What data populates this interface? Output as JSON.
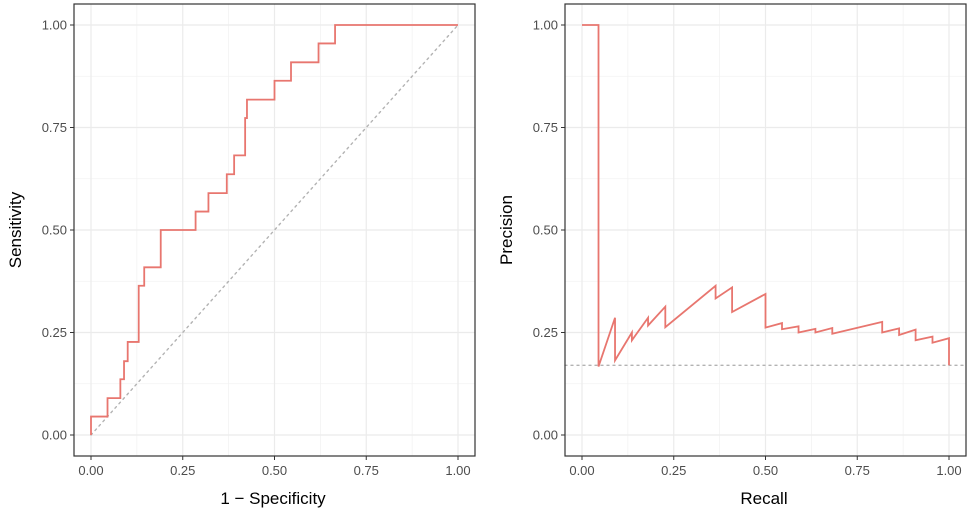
{
  "chart_data": [
    {
      "type": "line",
      "title": "",
      "xlabel": "1 − Specificity",
      "ylabel": "Sensitivity",
      "xlim": [
        0,
        1
      ],
      "ylim": [
        0,
        1
      ],
      "x_ticks": [
        "0.00",
        "0.25",
        "0.50",
        "0.75",
        "1.00"
      ],
      "y_ticks": [
        "0.00",
        "0.25",
        "0.50",
        "0.75",
        "1.00"
      ],
      "grid": true,
      "line_color": "#e8766f",
      "reference_color": "#b3b3b3",
      "reference_line": {
        "style": "dotted",
        "points": [
          [
            0,
            0
          ],
          [
            1,
            1
          ]
        ]
      },
      "series": [
        {
          "points": [
            [
              0.0,
              0.0
            ],
            [
              0.0,
              0.045
            ],
            [
              0.045,
              0.045
            ],
            [
              0.045,
              0.09
            ],
            [
              0.08,
              0.09
            ],
            [
              0.08,
              0.136
            ],
            [
              0.09,
              0.136
            ],
            [
              0.09,
              0.18
            ],
            [
              0.1,
              0.18
            ],
            [
              0.1,
              0.227
            ],
            [
              0.13,
              0.227
            ],
            [
              0.13,
              0.364
            ],
            [
              0.145,
              0.364
            ],
            [
              0.145,
              0.409
            ],
            [
              0.19,
              0.409
            ],
            [
              0.19,
              0.5
            ],
            [
              0.285,
              0.5
            ],
            [
              0.285,
              0.545
            ],
            [
              0.32,
              0.545
            ],
            [
              0.32,
              0.59
            ],
            [
              0.37,
              0.59
            ],
            [
              0.37,
              0.636
            ],
            [
              0.39,
              0.636
            ],
            [
              0.39,
              0.682
            ],
            [
              0.42,
              0.682
            ],
            [
              0.42,
              0.773
            ],
            [
              0.425,
              0.773
            ],
            [
              0.425,
              0.818
            ],
            [
              0.5,
              0.818
            ],
            [
              0.5,
              0.864
            ],
            [
              0.545,
              0.864
            ],
            [
              0.545,
              0.909
            ],
            [
              0.62,
              0.909
            ],
            [
              0.62,
              0.955
            ],
            [
              0.665,
              0.955
            ],
            [
              0.665,
              1.0
            ],
            [
              1.0,
              1.0
            ]
          ]
        }
      ]
    },
    {
      "type": "line",
      "title": "",
      "xlabel": "Recall",
      "ylabel": "Precision",
      "xlim": [
        0,
        1
      ],
      "ylim": [
        0,
        1
      ],
      "x_ticks": [
        "0.00",
        "0.25",
        "0.50",
        "0.75",
        "1.00"
      ],
      "y_ticks": [
        "0.00",
        "0.25",
        "0.50",
        "0.75",
        "1.00"
      ],
      "grid": true,
      "line_color": "#e8766f",
      "reference_color": "#b3b3b3",
      "reference_line": {
        "style": "dotted",
        "y": 0.17
      },
      "series": [
        {
          "points": [
            [
              0.0,
              1.0
            ],
            [
              0.045,
              1.0
            ],
            [
              0.045,
              0.167
            ],
            [
              0.09,
              0.286
            ],
            [
              0.09,
              0.182
            ],
            [
              0.136,
              0.25
            ],
            [
              0.136,
              0.231
            ],
            [
              0.18,
              0.286
            ],
            [
              0.18,
              0.267
            ],
            [
              0.227,
              0.313
            ],
            [
              0.227,
              0.263
            ],
            [
              0.364,
              0.364
            ],
            [
              0.364,
              0.333
            ],
            [
              0.409,
              0.36
            ],
            [
              0.409,
              0.3
            ],
            [
              0.5,
              0.344
            ],
            [
              0.5,
              0.262
            ],
            [
              0.545,
              0.273
            ],
            [
              0.545,
              0.258
            ],
            [
              0.59,
              0.265
            ],
            [
              0.59,
              0.25
            ],
            [
              0.636,
              0.259
            ],
            [
              0.636,
              0.25
            ],
            [
              0.682,
              0.261
            ],
            [
              0.682,
              0.247
            ],
            [
              0.818,
              0.276
            ],
            [
              0.818,
              0.25
            ],
            [
              0.864,
              0.26
            ],
            [
              0.864,
              0.244
            ],
            [
              0.909,
              0.257
            ],
            [
              0.909,
              0.231
            ],
            [
              0.955,
              0.24
            ],
            [
              0.955,
              0.225
            ],
            [
              1.0,
              0.236
            ],
            [
              1.0,
              0.17
            ]
          ]
        }
      ]
    }
  ]
}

··········

INSTRUCTION:
Write out every line above exactly as it is, leaving out the pictures.

THE COMPLETED TASK:
What data populates this interface? Output as JSON.
{
  "chart_data": [
    {
      "type": "line",
      "title": "",
      "xlabel": "1 − Specificity",
      "ylabel": "Sensitivity",
      "xlim": [
        0,
        1
      ],
      "ylim": [
        0,
        1
      ],
      "x_ticks": [
        "0.00",
        "0.25",
        "0.50",
        "0.75",
        "1.00"
      ],
      "y_ticks": [
        "0.00",
        "0.25",
        "0.50",
        "0.75",
        "1.00"
      ],
      "grid": true,
      "line_color": "#e8766f",
      "reference_color": "#b3b3b3",
      "reference_line": {
        "style": "dotted",
        "points": [
          [
            0,
            0
          ],
          [
            1,
            1
          ]
        ]
      },
      "series": [
        {
          "points": [
            [
              0.0,
              0.0
            ],
            [
              0.0,
              0.045
            ],
            [
              0.045,
              0.045
            ],
            [
              0.045,
              0.09
            ],
            [
              0.08,
              0.09
            ],
            [
              0.08,
              0.136
            ],
            [
              0.09,
              0.136
            ],
            [
              0.09,
              0.18
            ],
            [
              0.1,
              0.18
            ],
            [
              0.1,
              0.227
            ],
            [
              0.13,
              0.227
            ],
            [
              0.13,
              0.364
            ],
            [
              0.145,
              0.364
            ],
            [
              0.145,
              0.409
            ],
            [
              0.19,
              0.409
            ],
            [
              0.19,
              0.5
            ],
            [
              0.285,
              0.5
            ],
            [
              0.285,
              0.545
            ],
            [
              0.32,
              0.545
            ],
            [
              0.32,
              0.59
            ],
            [
              0.37,
              0.59
            ],
            [
              0.37,
              0.636
            ],
            [
              0.39,
              0.636
            ],
            [
              0.39,
              0.682
            ],
            [
              0.42,
              0.682
            ],
            [
              0.42,
              0.773
            ],
            [
              0.425,
              0.773
            ],
            [
              0.425,
              0.818
            ],
            [
              0.5,
              0.818
            ],
            [
              0.5,
              0.864
            ],
            [
              0.545,
              0.864
            ],
            [
              0.545,
              0.909
            ],
            [
              0.62,
              0.909
            ],
            [
              0.62,
              0.955
            ],
            [
              0.665,
              0.955
            ],
            [
              0.665,
              1.0
            ],
            [
              1.0,
              1.0
            ]
          ]
        }
      ]
    },
    {
      "type": "line",
      "title": "",
      "xlabel": "Recall",
      "ylabel": "Precision",
      "xlim": [
        0,
        1
      ],
      "ylim": [
        0,
        1
      ],
      "x_ticks": [
        "0.00",
        "0.25",
        "0.50",
        "0.75",
        "1.00"
      ],
      "y_ticks": [
        "0.00",
        "0.25",
        "0.50",
        "0.75",
        "1.00"
      ],
      "grid": true,
      "line_color": "#e8766f",
      "reference_color": "#b3b3b3",
      "reference_line": {
        "style": "dotted",
        "y": 0.17
      },
      "series": [
        {
          "points": [
            [
              0.0,
              1.0
            ],
            [
              0.045,
              1.0
            ],
            [
              0.045,
              0.167
            ],
            [
              0.09,
              0.286
            ],
            [
              0.09,
              0.182
            ],
            [
              0.136,
              0.25
            ],
            [
              0.136,
              0.231
            ],
            [
              0.18,
              0.286
            ],
            [
              0.18,
              0.267
            ],
            [
              0.227,
              0.313
            ],
            [
              0.227,
              0.263
            ],
            [
              0.364,
              0.364
            ],
            [
              0.364,
              0.333
            ],
            [
              0.409,
              0.36
            ],
            [
              0.409,
              0.3
            ],
            [
              0.5,
              0.344
            ],
            [
              0.5,
              0.262
            ],
            [
              0.545,
              0.273
            ],
            [
              0.545,
              0.258
            ],
            [
              0.59,
              0.265
            ],
            [
              0.59,
              0.25
            ],
            [
              0.636,
              0.259
            ],
            [
              0.636,
              0.25
            ],
            [
              0.682,
              0.261
            ],
            [
              0.682,
              0.247
            ],
            [
              0.818,
              0.276
            ],
            [
              0.818,
              0.25
            ],
            [
              0.864,
              0.26
            ],
            [
              0.864,
              0.244
            ],
            [
              0.909,
              0.257
            ],
            [
              0.909,
              0.231
            ],
            [
              0.955,
              0.24
            ],
            [
              0.955,
              0.225
            ],
            [
              1.0,
              0.236
            ],
            [
              1.0,
              0.17
            ]
          ]
        }
      ]
    }
  ]
}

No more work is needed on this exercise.